# Exercise brief
Determine the count of lines in the following entries that contain the string "name". Write only the number.

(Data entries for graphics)
§ §

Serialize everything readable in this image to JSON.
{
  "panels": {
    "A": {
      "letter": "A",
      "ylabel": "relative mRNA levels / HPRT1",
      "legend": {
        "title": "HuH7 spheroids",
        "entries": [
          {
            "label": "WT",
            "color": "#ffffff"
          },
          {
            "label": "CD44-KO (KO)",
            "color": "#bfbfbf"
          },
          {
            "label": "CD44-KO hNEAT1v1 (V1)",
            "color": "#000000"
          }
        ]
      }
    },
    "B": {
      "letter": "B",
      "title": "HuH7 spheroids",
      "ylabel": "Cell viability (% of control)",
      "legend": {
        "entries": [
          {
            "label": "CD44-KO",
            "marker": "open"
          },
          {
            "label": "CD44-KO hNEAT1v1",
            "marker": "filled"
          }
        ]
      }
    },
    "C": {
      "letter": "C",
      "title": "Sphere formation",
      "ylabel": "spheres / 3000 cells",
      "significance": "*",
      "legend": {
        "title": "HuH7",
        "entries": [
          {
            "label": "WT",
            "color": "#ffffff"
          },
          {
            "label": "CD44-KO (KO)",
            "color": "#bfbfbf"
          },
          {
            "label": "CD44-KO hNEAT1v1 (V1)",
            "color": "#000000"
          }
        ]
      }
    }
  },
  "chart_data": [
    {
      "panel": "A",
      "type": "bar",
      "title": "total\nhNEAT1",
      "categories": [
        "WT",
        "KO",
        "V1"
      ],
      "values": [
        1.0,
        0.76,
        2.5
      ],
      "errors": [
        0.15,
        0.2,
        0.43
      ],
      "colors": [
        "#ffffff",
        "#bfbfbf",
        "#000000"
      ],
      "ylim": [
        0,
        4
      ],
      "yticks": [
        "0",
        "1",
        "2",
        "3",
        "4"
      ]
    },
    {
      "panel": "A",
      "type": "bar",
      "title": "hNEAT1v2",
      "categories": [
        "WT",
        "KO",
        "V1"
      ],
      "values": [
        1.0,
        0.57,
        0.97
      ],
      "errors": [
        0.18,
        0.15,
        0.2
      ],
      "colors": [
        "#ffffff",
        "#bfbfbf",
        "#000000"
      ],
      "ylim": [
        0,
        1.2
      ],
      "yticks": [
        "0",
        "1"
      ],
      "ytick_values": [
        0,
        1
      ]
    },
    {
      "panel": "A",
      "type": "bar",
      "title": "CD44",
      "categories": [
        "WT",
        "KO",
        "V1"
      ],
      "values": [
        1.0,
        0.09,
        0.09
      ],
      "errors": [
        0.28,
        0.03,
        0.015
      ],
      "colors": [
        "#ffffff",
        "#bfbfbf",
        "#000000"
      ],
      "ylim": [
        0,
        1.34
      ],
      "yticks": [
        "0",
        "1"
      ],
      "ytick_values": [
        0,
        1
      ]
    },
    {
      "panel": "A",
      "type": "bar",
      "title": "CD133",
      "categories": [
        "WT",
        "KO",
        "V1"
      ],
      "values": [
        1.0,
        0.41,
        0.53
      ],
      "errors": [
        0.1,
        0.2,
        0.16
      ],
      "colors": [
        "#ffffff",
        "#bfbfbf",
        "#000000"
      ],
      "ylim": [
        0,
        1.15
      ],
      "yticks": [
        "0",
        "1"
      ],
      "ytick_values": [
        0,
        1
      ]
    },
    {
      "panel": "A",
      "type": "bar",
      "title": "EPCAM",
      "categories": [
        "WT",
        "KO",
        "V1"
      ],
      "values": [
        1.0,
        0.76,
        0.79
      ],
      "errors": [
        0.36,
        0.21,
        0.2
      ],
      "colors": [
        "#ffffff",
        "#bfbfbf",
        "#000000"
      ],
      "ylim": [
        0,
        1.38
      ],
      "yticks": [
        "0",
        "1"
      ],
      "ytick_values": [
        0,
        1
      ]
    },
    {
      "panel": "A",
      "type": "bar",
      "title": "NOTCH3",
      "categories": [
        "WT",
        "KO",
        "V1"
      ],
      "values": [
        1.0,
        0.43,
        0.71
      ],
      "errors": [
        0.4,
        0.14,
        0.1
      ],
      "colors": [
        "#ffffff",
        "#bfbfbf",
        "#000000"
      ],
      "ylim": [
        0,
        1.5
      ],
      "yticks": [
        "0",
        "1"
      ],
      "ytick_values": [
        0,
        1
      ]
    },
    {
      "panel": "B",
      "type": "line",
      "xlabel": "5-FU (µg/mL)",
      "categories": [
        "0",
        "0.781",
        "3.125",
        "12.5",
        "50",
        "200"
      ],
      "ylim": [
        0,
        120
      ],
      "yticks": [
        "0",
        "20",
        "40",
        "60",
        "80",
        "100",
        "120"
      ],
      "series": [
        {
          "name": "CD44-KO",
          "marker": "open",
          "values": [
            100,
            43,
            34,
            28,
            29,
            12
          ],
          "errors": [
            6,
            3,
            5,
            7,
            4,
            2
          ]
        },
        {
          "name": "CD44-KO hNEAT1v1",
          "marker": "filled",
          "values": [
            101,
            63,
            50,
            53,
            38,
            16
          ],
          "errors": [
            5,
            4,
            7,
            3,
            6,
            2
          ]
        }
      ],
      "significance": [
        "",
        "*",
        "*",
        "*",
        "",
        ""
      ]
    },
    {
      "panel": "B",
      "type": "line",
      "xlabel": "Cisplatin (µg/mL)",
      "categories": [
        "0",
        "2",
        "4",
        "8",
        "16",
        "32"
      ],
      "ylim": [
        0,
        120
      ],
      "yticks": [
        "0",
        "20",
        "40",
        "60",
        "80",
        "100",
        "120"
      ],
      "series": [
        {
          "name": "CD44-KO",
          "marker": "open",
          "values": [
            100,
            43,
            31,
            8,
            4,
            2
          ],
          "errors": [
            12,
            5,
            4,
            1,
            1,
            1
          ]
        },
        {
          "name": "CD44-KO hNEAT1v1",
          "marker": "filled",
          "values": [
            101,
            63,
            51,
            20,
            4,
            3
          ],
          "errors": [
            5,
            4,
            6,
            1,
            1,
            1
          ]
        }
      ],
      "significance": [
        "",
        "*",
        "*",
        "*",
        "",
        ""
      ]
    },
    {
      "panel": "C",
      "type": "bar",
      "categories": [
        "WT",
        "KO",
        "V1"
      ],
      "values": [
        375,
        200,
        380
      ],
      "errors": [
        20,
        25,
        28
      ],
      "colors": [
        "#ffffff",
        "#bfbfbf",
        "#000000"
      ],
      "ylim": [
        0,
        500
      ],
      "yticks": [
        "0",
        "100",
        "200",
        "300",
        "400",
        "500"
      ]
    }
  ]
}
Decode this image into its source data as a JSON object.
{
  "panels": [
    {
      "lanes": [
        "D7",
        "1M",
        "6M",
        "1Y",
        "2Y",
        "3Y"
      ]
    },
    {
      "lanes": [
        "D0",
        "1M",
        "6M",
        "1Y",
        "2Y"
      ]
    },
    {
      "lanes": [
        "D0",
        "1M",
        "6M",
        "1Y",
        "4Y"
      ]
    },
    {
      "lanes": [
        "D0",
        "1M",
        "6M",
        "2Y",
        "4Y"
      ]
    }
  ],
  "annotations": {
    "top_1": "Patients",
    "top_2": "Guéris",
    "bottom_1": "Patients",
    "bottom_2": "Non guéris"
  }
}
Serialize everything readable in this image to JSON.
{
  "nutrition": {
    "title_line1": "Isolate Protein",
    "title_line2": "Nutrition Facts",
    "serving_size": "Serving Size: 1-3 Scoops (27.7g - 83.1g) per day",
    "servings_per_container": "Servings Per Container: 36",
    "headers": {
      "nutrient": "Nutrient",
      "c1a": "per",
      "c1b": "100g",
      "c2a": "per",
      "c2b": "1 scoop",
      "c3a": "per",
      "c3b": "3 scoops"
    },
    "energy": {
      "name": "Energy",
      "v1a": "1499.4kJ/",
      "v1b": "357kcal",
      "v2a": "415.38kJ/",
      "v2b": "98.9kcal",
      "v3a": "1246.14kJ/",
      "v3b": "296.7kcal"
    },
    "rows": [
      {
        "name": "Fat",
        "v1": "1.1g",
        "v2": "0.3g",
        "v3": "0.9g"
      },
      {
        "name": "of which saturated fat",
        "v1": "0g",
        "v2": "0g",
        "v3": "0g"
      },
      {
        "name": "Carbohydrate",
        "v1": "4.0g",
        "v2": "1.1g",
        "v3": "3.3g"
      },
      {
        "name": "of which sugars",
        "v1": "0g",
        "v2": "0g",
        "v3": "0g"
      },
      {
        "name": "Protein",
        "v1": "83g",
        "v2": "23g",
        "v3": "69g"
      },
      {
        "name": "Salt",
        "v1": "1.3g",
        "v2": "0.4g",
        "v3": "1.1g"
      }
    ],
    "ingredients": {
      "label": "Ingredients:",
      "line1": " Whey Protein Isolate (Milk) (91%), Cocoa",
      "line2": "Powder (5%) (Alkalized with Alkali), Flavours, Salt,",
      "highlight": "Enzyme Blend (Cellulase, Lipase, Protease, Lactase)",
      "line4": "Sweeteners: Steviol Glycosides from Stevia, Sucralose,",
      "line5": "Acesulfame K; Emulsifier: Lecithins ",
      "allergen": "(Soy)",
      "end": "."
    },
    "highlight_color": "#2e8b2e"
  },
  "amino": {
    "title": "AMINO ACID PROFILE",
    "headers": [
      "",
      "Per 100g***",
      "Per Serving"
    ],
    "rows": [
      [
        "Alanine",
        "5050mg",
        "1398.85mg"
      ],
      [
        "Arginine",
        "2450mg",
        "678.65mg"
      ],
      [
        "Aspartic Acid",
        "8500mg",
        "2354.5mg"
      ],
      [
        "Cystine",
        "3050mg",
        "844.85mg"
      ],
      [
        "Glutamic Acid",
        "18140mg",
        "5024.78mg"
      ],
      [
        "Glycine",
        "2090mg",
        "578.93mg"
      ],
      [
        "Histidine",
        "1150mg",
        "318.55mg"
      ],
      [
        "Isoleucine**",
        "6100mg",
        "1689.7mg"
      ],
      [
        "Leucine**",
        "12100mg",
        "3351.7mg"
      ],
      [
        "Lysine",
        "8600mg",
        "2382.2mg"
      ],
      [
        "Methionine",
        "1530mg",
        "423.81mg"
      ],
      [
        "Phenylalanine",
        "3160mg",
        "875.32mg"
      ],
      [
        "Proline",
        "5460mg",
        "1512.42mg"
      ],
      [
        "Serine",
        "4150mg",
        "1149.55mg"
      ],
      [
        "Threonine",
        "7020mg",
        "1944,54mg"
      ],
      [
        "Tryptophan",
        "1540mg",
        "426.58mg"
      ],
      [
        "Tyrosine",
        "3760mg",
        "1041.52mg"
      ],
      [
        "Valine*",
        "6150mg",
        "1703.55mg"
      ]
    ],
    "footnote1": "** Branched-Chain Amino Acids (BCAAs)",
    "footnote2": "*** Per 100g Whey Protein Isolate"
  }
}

§ §

# Your solution
11